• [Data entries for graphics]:

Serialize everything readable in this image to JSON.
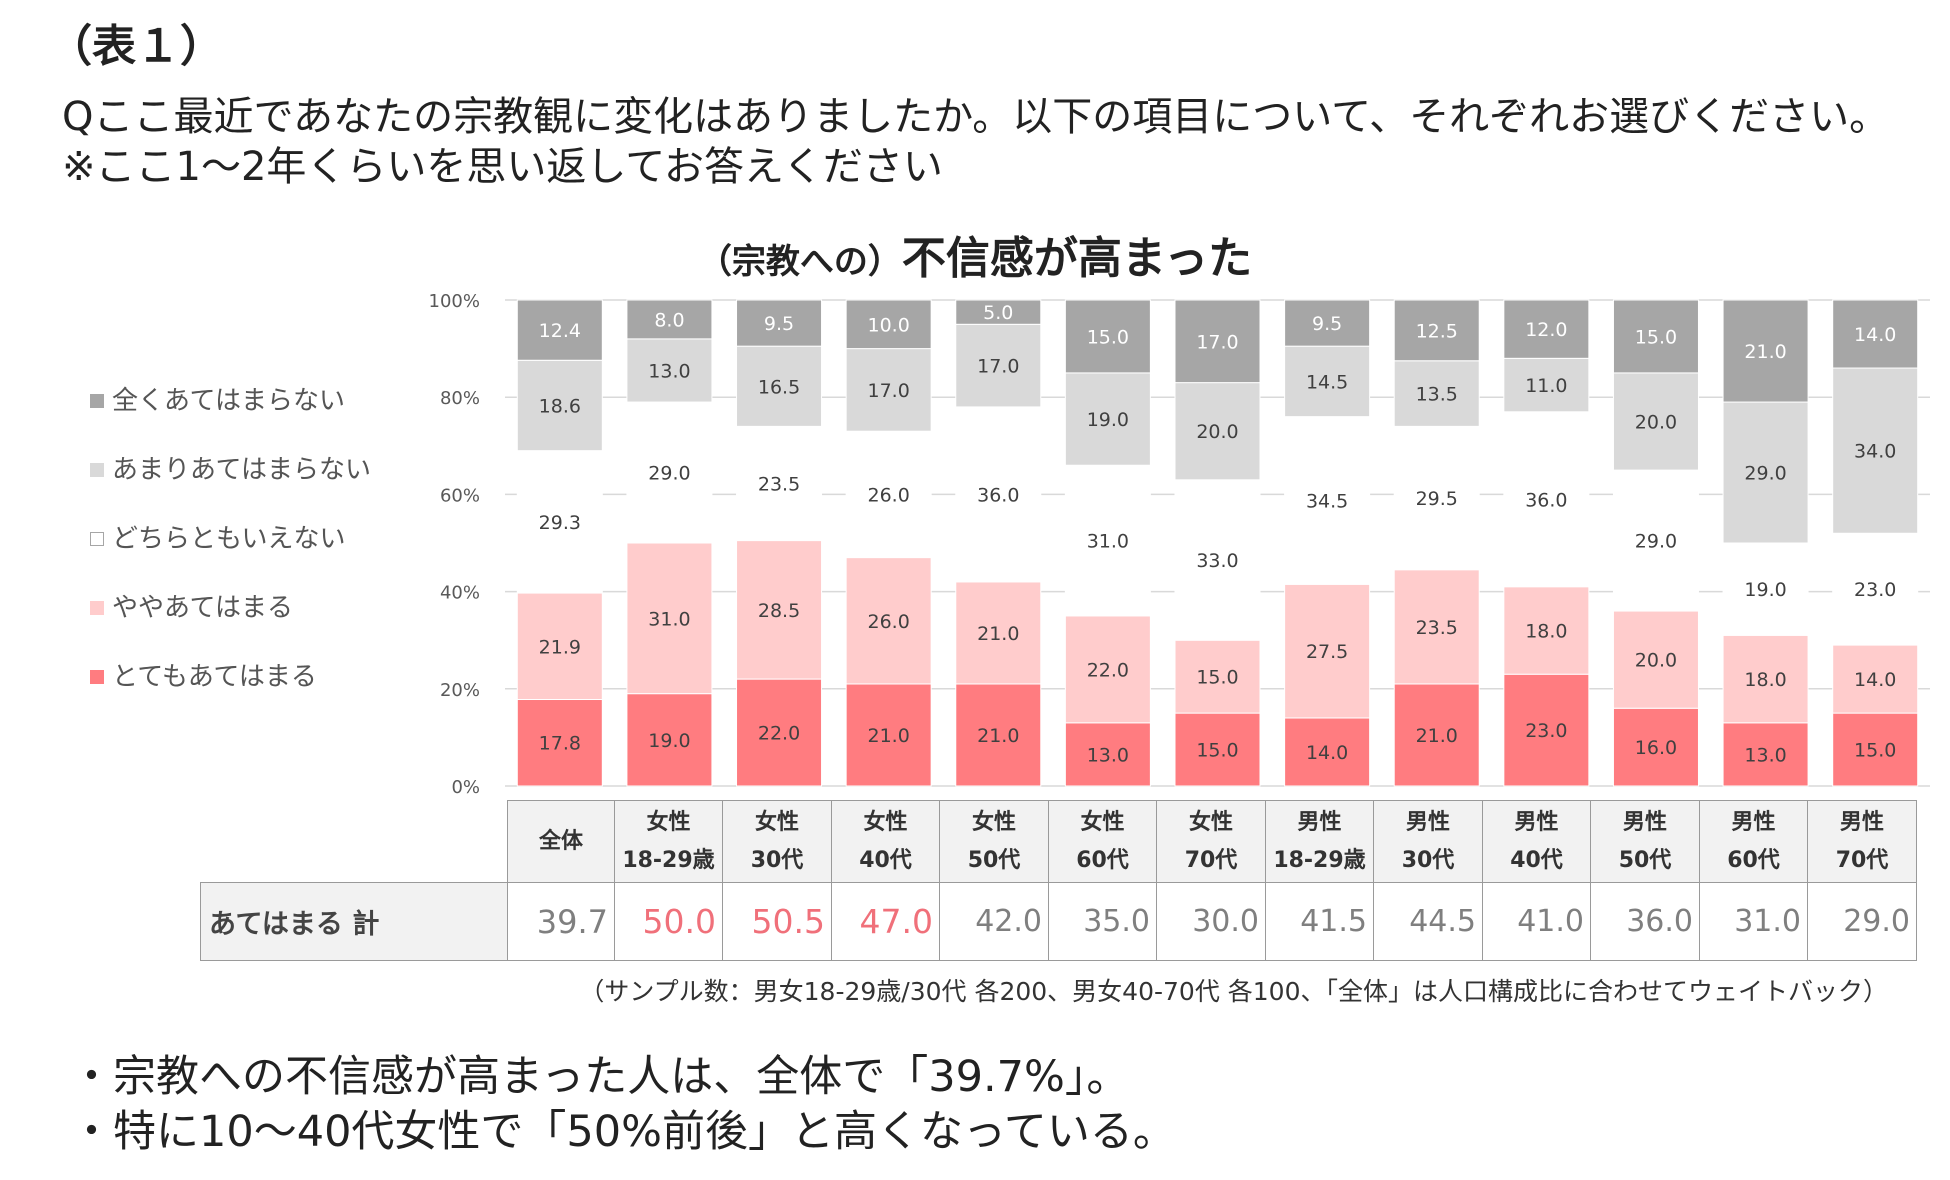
{
  "heading": "（表１）",
  "question": {
    "line1": "Qここ最近であなたの宗教観に変化はありましたか。以下の項目について、それぞれお選びください。",
    "line2": "※ここ1～2年くらいを思い返してお答えください"
  },
  "chart_title": {
    "prefix": "（宗教への）",
    "main": "不信感が高まった"
  },
  "chart_data": {
    "type": "bar",
    "stacked": true,
    "percent": true,
    "title": "（宗教への）不信感が高まった",
    "ylim": [
      0,
      100
    ],
    "y_ticks": [
      "0%",
      "20%",
      "40%",
      "60%",
      "80%",
      "100%"
    ],
    "categories": [
      {
        "l1": "全体",
        "l2": ""
      },
      {
        "l1": "女性",
        "l2": "18-29歳"
      },
      {
        "l1": "女性",
        "l2": "30代"
      },
      {
        "l1": "女性",
        "l2": "40代"
      },
      {
        "l1": "女性",
        "l2": "50代"
      },
      {
        "l1": "女性",
        "l2": "60代"
      },
      {
        "l1": "女性",
        "l2": "70代"
      },
      {
        "l1": "男性",
        "l2": "18-29歳"
      },
      {
        "l1": "男性",
        "l2": "30代"
      },
      {
        "l1": "男性",
        "l2": "40代"
      },
      {
        "l1": "男性",
        "l2": "50代"
      },
      {
        "l1": "男性",
        "l2": "60代"
      },
      {
        "l1": "男性",
        "l2": "70代"
      }
    ],
    "series": [
      {
        "name": "とてもあてはまる",
        "color": "#ff7c80",
        "values": [
          17.8,
          19.0,
          22.0,
          21.0,
          21.0,
          13.0,
          15.0,
          14.0,
          21.0,
          23.0,
          16.0,
          13.0,
          15.0
        ]
      },
      {
        "name": "ややあてはまる",
        "color": "#ffcccc",
        "values": [
          21.9,
          31.0,
          28.5,
          26.0,
          21.0,
          22.0,
          15.0,
          27.5,
          23.5,
          18.0,
          20.0,
          18.0,
          14.0
        ]
      },
      {
        "name": "どちらともいえない",
        "color": "#ffffff",
        "values": [
          29.3,
          29.0,
          23.5,
          26.0,
          36.0,
          31.0,
          33.0,
          34.5,
          29.5,
          36.0,
          29.0,
          19.0,
          23.0
        ]
      },
      {
        "name": "あまりあてはまらない",
        "color": "#d9d9d9",
        "values": [
          18.6,
          13.0,
          16.5,
          17.0,
          17.0,
          19.0,
          20.0,
          14.5,
          13.5,
          11.0,
          20.0,
          29.0,
          34.0
        ]
      },
      {
        "name": "全くあてはまらない",
        "color": "#a6a6a6",
        "values": [
          12.4,
          8.0,
          9.5,
          10.0,
          5.0,
          15.0,
          17.0,
          9.5,
          12.5,
          12.0,
          15.0,
          21.0,
          14.0
        ]
      }
    ],
    "legend_order": [
      "全くあてはまらない",
      "あまりあてはまらない",
      "どちらともいえない",
      "ややあてはまる",
      "とてもあてはまる"
    ]
  },
  "summary": {
    "row_label": "あてはまる 計",
    "values": [
      "39.7",
      "50.0",
      "50.5",
      "47.0",
      "42.0",
      "35.0",
      "30.0",
      "41.5",
      "44.5",
      "41.0",
      "36.0",
      "31.0",
      "29.0"
    ],
    "highlight": [
      false,
      true,
      true,
      true,
      false,
      false,
      false,
      false,
      false,
      false,
      false,
      false,
      false
    ],
    "highlight_color": "#f0707a",
    "value_color": "#7f7f7f"
  },
  "note": "（サンプル数：男女18-29歳/30代 各200、男女40-70代 各100、「全体」は人口構成比に合わせてウェイトバック）",
  "bullets": [
    "・宗教への不信感が高まった人は、全体で「39.7%」。",
    "・特に10～40代女性で「50%前後」と高くなっている。"
  ]
}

• [WHAT YOU WILL DO]: Write the records out once more, exactly as they appear, with no pictures.

• [WORKED ANSWER]:
Serialize everything readable in this image to JSON.
{
  "heading": "（表１）",
  "question": {
    "line1": "Qここ最近であなたの宗教観に変化はありましたか。以下の項目について、それぞれお選びください。",
    "line2": "※ここ1～2年くらいを思い返してお答えください"
  },
  "chart_title": {
    "prefix": "（宗教への）",
    "main": "不信感が高まった"
  },
  "chart_data": {
    "type": "bar",
    "stacked": true,
    "percent": true,
    "title": "（宗教への）不信感が高まった",
    "ylim": [
      0,
      100
    ],
    "y_ticks": [
      "0%",
      "20%",
      "40%",
      "60%",
      "80%",
      "100%"
    ],
    "categories": [
      {
        "l1": "全体",
        "l2": ""
      },
      {
        "l1": "女性",
        "l2": "18-29歳"
      },
      {
        "l1": "女性",
        "l2": "30代"
      },
      {
        "l1": "女性",
        "l2": "40代"
      },
      {
        "l1": "女性",
        "l2": "50代"
      },
      {
        "l1": "女性",
        "l2": "60代"
      },
      {
        "l1": "女性",
        "l2": "70代"
      },
      {
        "l1": "男性",
        "l2": "18-29歳"
      },
      {
        "l1": "男性",
        "l2": "30代"
      },
      {
        "l1": "男性",
        "l2": "40代"
      },
      {
        "l1": "男性",
        "l2": "50代"
      },
      {
        "l1": "男性",
        "l2": "60代"
      },
      {
        "l1": "男性",
        "l2": "70代"
      }
    ],
    "series": [
      {
        "name": "とてもあてはまる",
        "color": "#ff7c80",
        "values": [
          17.8,
          19.0,
          22.0,
          21.0,
          21.0,
          13.0,
          15.0,
          14.0,
          21.0,
          23.0,
          16.0,
          13.0,
          15.0
        ]
      },
      {
        "name": "ややあてはまる",
        "color": "#ffcccc",
        "values": [
          21.9,
          31.0,
          28.5,
          26.0,
          21.0,
          22.0,
          15.0,
          27.5,
          23.5,
          18.0,
          20.0,
          18.0,
          14.0
        ]
      },
      {
        "name": "どちらともいえない",
        "color": "#ffffff",
        "values": [
          29.3,
          29.0,
          23.5,
          26.0,
          36.0,
          31.0,
          33.0,
          34.5,
          29.5,
          36.0,
          29.0,
          19.0,
          23.0
        ]
      },
      {
        "name": "あまりあてはまらない",
        "color": "#d9d9d9",
        "values": [
          18.6,
          13.0,
          16.5,
          17.0,
          17.0,
          19.0,
          20.0,
          14.5,
          13.5,
          11.0,
          20.0,
          29.0,
          34.0
        ]
      },
      {
        "name": "全くあてはまらない",
        "color": "#a6a6a6",
        "values": [
          12.4,
          8.0,
          9.5,
          10.0,
          5.0,
          15.0,
          17.0,
          9.5,
          12.5,
          12.0,
          15.0,
          21.0,
          14.0
        ]
      }
    ],
    "legend_order": [
      "全くあてはまらない",
      "あまりあてはまらない",
      "どちらともいえない",
      "ややあてはまる",
      "とてもあてはまる"
    ]
  },
  "summary": {
    "row_label": "あてはまる 計",
    "values": [
      "39.7",
      "50.0",
      "50.5",
      "47.0",
      "42.0",
      "35.0",
      "30.0",
      "41.5",
      "44.5",
      "41.0",
      "36.0",
      "31.0",
      "29.0"
    ],
    "highlight": [
      false,
      true,
      true,
      true,
      false,
      false,
      false,
      false,
      false,
      false,
      false,
      false,
      false
    ],
    "highlight_color": "#f0707a",
    "value_color": "#7f7f7f"
  },
  "note": "（サンプル数：男女18-29歳/30代 各200、男女40-70代 各100、「全体」は人口構成比に合わせてウェイトバック）",
  "bullets": [
    "・宗教への不信感が高まった人は、全体で「39.7%」。",
    "・特に10～40代女性で「50%前後」と高くなっている。"
  ]
}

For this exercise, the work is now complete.